## GOAL OF THE EXERCISE
Please transcribe the data that follows without the pictures, keeping every word the same.

[Stored records]
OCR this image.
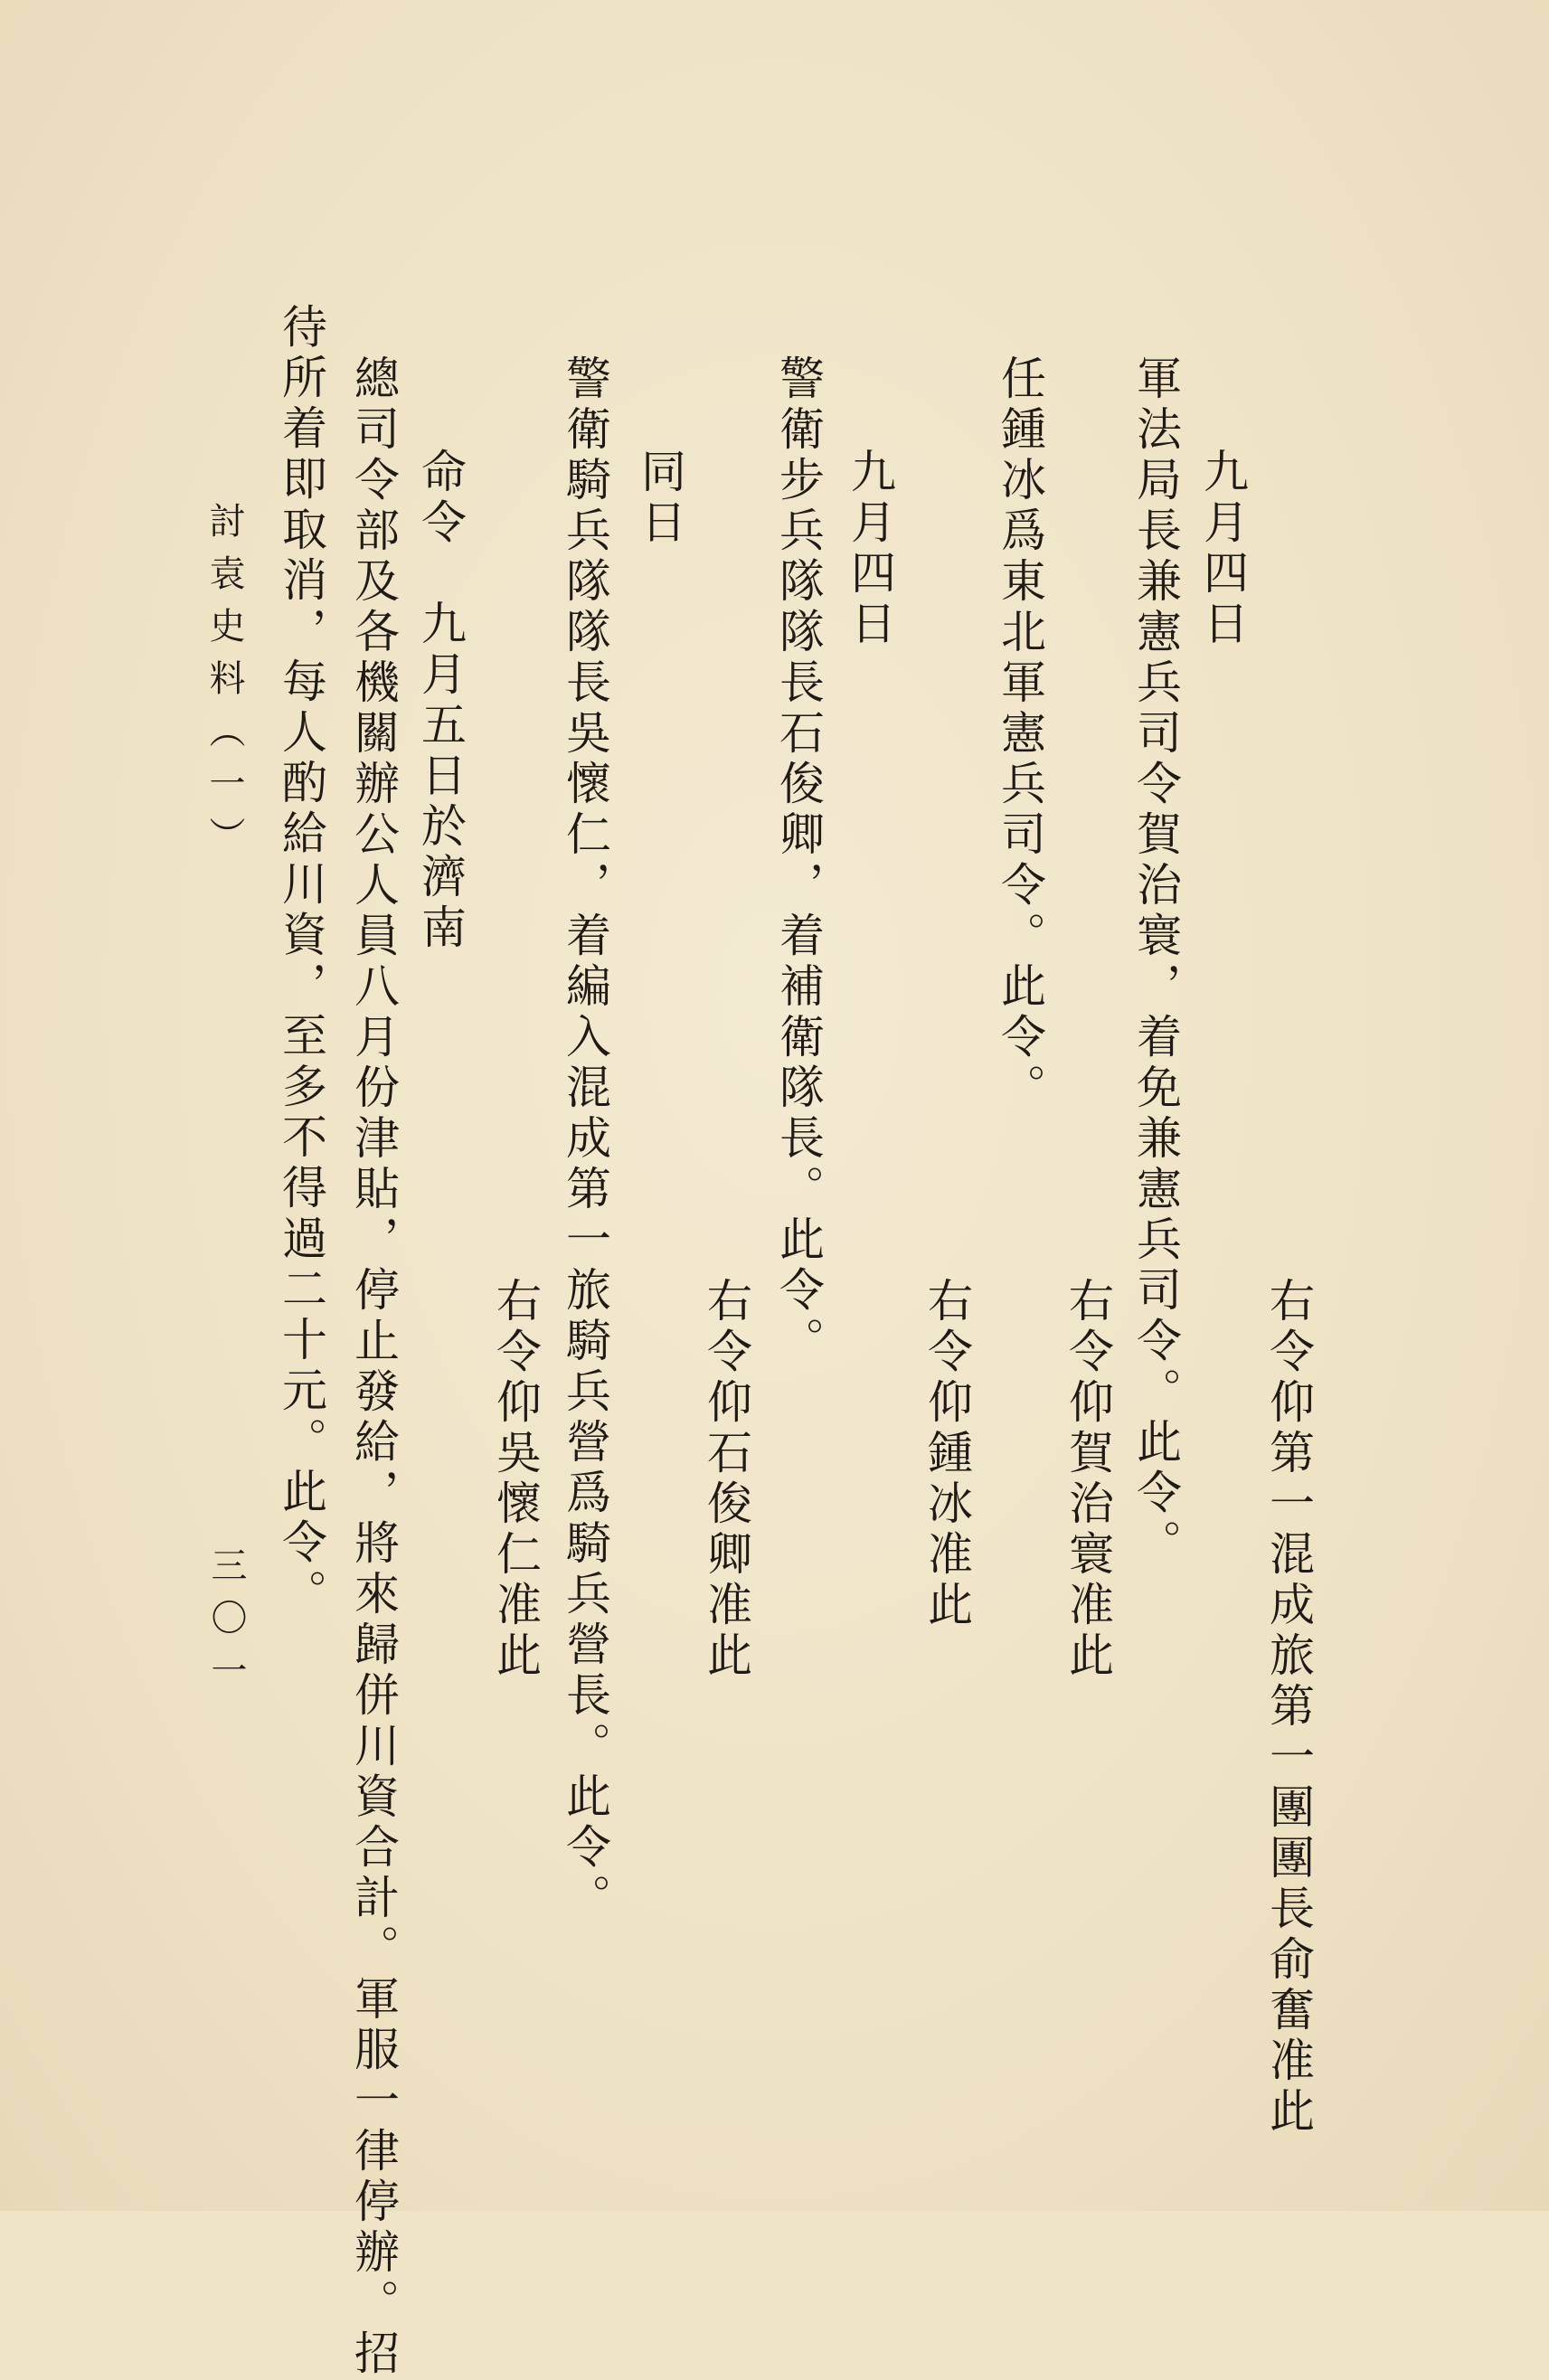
右令仰第一混成旅第一團團長俞奮准此
九月四日
軍法局長兼憲兵司令賀治寰，着免兼憲兵司令。此令。
右令仰賀治寰准此
任鍾冰爲東北軍憲兵司令。此令。
右令仰鍾冰准此
九月四日
警衛步兵隊隊長石俊卿，着補衛隊長。此令。
右令仰石俊卿准此
同日
警衛騎兵隊隊長吳懷仁，着編入混成第一旅騎兵營爲騎兵營長。此令。
右令仰吳懷仁准此
命令　九月五日於濟南
總司令部及各機關辦公人員八月份津貼，停止發給，將來歸併川資合計。軍服一律停辦。招
待所着即取消，每人酌給川資，至多不得過二十元。此令。
討袁史料（一）
三〇一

## RESPONSE TO THIS TASK
OCR this image.
右令仰第一混成旅第一團團長俞奮准此
九月四日
軍法局長兼憲兵司令賀治寰，着免兼憲兵司令。此令。
右令仰賀治寰准此
任鍾冰爲東北軍憲兵司令。此令。
右令仰鍾冰准此
九月四日
警衛步兵隊隊長石俊卿，着補衛隊長。此令。
右令仰石俊卿准此
同日
警衛騎兵隊隊長吳懷仁，着編入混成第一旅騎兵營爲騎兵營長。此令。
右令仰吳懷仁准此
命令　九月五日於濟南
總司令部及各機關辦公人員八月份津貼，停止發給，將來歸併川資合計。軍服一律停辦。招
待所着即取消，每人酌給川資，至多不得過二十元。此令。
討袁史料（一）
三〇一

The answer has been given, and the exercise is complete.